- _Prompt_: Every record should be written out exactly, with the pictures left out.

- _Material for this exercise_:

◆ ◆ ◆ ◆

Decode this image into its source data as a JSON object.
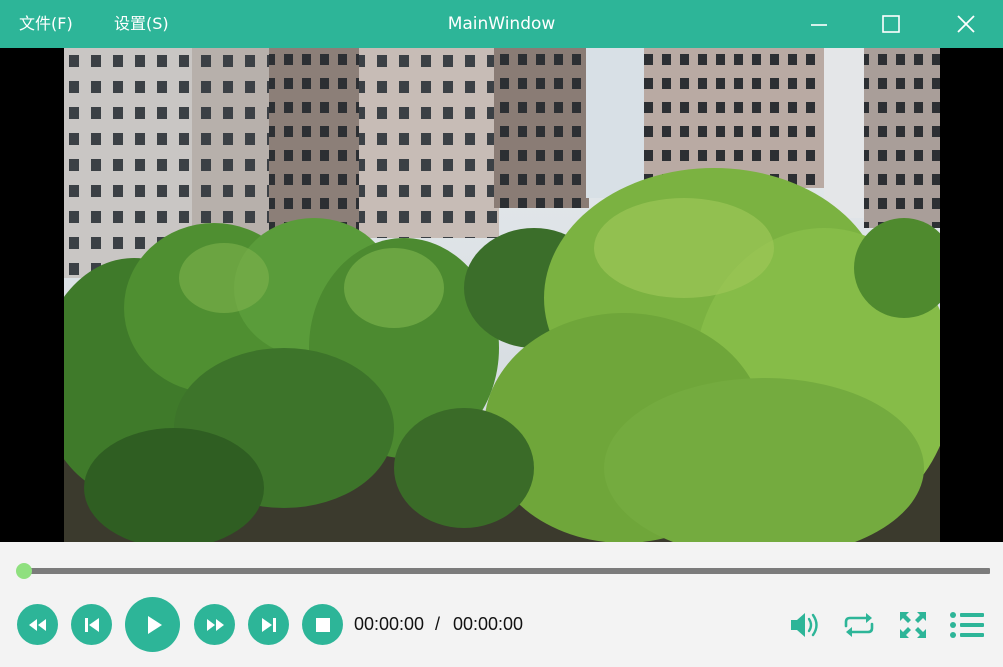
{
  "window": {
    "title": "MainWindow",
    "menus": [
      {
        "label": "文件(F)"
      },
      {
        "label": "设置(S)"
      }
    ],
    "accent_color": "#2db598"
  },
  "player": {
    "progress_fraction": 0.0,
    "time_current": "00:00:00",
    "time_separator": "/",
    "time_total": "00:00:00"
  },
  "controls": {
    "icons": [
      "rewind-icon",
      "previous-icon",
      "play-icon",
      "fast-forward-icon",
      "next-icon",
      "stop-icon",
      "volume-icon",
      "loop-icon",
      "fullscreen-icon",
      "playlist-icon"
    ]
  }
}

◆ ◆ ◆ ◆

- _Expected answer_:
Decode this image into its source data as a JSON object.
{
  "window": {
    "title": "MainWindow",
    "menus": [
      {
        "label": "文件(F)"
      },
      {
        "label": "设置(S)"
      }
    ],
    "accent_color": "#2db598"
  },
  "player": {
    "progress_fraction": 0.0,
    "time_current": "00:00:00",
    "time_separator": "/",
    "time_total": "00:00:00"
  },
  "controls": {
    "icons": [
      "rewind-icon",
      "previous-icon",
      "play-icon",
      "fast-forward-icon",
      "next-icon",
      "stop-icon",
      "volume-icon",
      "loop-icon",
      "fullscreen-icon",
      "playlist-icon"
    ]
  }
}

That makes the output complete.